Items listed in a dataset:
-- Start --
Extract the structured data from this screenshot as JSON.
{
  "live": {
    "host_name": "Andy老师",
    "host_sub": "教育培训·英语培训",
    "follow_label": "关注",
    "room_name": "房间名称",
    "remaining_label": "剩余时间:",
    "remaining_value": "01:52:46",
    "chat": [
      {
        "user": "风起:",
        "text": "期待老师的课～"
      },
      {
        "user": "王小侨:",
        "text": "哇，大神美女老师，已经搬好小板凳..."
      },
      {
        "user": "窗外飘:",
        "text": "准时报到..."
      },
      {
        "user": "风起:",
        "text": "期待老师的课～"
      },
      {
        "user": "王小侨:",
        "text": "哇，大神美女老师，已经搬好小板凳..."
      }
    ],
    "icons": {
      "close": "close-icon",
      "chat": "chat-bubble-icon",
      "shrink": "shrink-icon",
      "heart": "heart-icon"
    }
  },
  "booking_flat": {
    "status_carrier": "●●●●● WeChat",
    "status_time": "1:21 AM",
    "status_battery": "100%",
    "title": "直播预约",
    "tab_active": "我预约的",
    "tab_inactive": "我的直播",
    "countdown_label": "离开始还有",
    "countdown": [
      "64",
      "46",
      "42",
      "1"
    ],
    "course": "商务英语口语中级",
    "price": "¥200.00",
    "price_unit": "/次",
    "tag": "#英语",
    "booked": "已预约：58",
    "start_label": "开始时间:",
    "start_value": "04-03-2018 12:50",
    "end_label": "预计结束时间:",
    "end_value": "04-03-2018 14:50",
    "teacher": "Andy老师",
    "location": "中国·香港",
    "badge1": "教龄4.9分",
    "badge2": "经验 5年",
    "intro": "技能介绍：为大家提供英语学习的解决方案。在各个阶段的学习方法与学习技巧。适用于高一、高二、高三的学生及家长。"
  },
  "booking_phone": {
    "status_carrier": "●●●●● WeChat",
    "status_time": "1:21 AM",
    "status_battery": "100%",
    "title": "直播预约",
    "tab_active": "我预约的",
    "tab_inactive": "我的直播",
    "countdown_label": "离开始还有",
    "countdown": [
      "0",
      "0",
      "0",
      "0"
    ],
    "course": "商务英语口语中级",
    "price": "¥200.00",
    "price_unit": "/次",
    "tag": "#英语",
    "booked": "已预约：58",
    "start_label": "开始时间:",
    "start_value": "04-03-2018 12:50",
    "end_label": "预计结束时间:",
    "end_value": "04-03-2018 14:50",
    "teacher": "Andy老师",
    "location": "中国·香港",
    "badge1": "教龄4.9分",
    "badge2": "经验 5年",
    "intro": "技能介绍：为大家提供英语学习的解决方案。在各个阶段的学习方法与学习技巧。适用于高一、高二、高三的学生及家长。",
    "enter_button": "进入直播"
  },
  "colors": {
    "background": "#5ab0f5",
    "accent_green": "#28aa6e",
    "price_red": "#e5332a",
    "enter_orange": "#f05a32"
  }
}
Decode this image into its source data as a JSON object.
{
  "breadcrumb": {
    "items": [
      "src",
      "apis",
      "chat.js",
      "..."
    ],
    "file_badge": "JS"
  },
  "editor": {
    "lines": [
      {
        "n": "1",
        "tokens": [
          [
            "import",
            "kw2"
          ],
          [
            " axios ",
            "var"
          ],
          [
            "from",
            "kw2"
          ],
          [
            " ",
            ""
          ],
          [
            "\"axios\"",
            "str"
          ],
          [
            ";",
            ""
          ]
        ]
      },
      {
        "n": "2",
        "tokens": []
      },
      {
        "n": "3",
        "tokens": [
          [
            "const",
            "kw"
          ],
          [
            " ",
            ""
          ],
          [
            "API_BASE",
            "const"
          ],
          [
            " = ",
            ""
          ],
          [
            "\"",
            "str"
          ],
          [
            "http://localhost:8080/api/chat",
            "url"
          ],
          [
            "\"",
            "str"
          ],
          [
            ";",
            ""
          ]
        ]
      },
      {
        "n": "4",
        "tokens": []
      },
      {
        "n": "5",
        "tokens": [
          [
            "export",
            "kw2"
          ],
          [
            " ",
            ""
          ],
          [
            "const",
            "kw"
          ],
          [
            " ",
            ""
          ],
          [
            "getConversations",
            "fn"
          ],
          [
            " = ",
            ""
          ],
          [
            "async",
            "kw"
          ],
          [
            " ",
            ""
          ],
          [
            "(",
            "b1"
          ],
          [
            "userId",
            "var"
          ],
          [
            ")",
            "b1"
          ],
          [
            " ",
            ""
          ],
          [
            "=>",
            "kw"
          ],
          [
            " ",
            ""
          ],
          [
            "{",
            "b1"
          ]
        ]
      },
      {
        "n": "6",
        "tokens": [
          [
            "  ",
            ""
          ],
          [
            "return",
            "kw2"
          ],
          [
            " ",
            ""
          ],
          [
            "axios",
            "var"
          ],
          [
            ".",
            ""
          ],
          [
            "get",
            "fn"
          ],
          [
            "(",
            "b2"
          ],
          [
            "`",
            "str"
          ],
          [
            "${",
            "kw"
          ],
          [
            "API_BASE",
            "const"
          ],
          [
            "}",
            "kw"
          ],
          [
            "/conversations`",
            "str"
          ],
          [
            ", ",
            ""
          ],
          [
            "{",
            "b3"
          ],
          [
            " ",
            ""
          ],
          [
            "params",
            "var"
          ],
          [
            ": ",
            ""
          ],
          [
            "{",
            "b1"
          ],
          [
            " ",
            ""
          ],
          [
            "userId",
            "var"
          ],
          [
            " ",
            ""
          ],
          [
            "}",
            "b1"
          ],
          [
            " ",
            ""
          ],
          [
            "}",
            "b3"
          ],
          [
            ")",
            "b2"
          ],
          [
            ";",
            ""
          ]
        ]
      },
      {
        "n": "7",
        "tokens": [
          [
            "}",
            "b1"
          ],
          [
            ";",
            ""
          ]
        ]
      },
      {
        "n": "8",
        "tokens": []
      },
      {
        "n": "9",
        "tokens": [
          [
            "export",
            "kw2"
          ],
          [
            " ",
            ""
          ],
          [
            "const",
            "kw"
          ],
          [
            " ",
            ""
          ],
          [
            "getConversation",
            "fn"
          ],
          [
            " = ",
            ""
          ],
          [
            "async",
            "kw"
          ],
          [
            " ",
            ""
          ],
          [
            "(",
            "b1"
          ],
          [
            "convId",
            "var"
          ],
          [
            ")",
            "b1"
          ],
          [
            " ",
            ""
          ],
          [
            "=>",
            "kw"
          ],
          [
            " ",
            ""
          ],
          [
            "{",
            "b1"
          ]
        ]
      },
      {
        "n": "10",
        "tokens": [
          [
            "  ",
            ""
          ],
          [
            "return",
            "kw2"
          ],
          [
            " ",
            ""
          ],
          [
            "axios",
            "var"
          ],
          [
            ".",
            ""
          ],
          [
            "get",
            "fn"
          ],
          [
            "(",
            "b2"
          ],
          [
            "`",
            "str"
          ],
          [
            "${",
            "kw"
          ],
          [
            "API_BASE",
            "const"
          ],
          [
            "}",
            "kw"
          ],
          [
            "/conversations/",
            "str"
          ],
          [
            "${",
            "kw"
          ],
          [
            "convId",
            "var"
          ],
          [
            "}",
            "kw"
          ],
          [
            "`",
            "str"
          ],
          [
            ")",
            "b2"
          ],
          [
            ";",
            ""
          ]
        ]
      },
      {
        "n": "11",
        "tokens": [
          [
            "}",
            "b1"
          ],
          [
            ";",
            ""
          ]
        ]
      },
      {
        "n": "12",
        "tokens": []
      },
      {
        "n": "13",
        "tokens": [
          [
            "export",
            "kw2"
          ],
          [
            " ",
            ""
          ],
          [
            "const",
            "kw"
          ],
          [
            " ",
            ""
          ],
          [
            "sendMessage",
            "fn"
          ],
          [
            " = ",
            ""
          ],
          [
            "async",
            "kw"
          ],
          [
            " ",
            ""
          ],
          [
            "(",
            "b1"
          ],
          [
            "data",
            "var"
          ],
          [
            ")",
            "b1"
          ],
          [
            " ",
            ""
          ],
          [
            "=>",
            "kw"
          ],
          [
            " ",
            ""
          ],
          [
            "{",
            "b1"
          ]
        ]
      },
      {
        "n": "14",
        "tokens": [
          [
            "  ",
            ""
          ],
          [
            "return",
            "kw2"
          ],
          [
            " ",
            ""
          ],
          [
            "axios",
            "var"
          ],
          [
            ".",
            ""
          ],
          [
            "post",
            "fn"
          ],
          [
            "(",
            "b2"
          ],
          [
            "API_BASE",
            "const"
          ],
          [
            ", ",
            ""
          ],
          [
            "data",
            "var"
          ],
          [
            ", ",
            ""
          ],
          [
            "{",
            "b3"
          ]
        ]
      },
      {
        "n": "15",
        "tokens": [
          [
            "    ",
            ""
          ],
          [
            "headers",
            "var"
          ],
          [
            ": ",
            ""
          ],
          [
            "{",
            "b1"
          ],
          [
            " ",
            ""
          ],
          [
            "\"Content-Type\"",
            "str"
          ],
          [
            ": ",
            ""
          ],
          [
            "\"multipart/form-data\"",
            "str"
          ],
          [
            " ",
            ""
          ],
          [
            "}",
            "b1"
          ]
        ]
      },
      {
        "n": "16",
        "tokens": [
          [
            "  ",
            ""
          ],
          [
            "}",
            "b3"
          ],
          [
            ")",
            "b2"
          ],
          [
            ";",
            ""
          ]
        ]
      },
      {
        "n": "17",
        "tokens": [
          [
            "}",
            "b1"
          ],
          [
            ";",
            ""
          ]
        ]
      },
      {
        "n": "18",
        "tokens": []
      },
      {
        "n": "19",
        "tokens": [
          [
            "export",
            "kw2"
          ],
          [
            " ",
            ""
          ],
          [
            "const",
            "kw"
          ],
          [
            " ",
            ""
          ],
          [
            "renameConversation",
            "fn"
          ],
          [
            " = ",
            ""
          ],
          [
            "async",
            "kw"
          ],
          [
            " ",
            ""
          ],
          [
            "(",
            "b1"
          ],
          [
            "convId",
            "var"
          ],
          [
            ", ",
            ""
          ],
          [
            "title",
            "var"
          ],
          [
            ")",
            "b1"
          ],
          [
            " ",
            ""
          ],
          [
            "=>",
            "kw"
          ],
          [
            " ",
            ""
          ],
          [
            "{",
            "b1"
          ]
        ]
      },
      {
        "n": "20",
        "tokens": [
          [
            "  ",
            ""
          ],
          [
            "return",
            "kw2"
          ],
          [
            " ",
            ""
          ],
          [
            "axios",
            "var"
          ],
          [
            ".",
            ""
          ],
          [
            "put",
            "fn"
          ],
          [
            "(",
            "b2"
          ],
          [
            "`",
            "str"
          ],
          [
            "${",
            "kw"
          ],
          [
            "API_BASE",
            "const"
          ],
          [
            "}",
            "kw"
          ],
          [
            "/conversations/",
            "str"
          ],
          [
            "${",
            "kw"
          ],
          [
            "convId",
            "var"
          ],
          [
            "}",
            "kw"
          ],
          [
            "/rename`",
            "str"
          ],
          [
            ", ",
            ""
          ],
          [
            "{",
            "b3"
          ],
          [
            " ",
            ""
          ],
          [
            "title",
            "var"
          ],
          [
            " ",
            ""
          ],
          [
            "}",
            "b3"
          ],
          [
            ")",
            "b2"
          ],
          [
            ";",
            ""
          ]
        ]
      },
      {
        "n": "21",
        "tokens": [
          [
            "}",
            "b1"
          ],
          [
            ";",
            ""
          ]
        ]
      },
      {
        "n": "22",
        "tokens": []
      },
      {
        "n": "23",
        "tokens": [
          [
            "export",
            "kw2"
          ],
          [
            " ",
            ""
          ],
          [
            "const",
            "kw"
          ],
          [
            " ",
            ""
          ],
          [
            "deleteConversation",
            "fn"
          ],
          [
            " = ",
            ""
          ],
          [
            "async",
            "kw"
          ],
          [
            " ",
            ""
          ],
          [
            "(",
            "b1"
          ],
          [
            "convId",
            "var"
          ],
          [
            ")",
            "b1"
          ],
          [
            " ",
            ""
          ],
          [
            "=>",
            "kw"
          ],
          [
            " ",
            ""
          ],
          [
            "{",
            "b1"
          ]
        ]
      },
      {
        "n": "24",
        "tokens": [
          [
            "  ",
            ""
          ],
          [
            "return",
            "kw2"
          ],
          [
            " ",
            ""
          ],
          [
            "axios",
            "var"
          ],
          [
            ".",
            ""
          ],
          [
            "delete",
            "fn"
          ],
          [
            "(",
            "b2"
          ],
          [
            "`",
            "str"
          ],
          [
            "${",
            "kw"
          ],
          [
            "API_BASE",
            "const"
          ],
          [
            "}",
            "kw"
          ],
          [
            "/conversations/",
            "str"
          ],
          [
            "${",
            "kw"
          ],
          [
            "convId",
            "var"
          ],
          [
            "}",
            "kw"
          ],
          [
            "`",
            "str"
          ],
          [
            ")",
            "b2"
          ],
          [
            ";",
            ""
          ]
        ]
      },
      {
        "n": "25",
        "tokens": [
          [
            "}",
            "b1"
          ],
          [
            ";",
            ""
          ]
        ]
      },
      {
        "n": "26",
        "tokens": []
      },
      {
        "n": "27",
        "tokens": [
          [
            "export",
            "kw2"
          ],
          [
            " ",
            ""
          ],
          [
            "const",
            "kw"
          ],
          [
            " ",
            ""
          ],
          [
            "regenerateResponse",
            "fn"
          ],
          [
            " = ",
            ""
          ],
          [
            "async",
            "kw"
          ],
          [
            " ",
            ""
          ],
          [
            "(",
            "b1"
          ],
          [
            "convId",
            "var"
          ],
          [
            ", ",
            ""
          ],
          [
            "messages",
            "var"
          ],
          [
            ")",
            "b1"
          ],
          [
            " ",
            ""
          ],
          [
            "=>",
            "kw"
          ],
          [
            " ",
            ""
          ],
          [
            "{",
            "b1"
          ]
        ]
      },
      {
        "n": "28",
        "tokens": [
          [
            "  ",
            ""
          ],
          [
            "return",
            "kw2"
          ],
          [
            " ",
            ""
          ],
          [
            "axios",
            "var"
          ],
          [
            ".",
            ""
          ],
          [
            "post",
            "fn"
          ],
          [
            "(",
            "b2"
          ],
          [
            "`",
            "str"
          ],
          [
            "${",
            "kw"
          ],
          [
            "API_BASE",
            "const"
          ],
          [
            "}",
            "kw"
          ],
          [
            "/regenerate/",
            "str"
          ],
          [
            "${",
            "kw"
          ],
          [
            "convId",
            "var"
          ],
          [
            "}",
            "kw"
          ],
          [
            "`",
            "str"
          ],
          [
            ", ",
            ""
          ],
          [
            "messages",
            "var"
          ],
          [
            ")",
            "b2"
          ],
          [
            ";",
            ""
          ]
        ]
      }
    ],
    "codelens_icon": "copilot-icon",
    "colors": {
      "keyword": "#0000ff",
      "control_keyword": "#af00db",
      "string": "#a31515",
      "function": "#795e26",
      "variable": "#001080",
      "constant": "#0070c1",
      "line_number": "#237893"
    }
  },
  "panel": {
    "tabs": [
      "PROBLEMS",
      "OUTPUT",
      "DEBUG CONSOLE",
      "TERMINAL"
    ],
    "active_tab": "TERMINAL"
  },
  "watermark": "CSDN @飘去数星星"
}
-- End --
> [Work to complete]: In the listing, find every line with the word "适用于高一" and state how many there are, nothing more.

> [Response to this exercise]: 2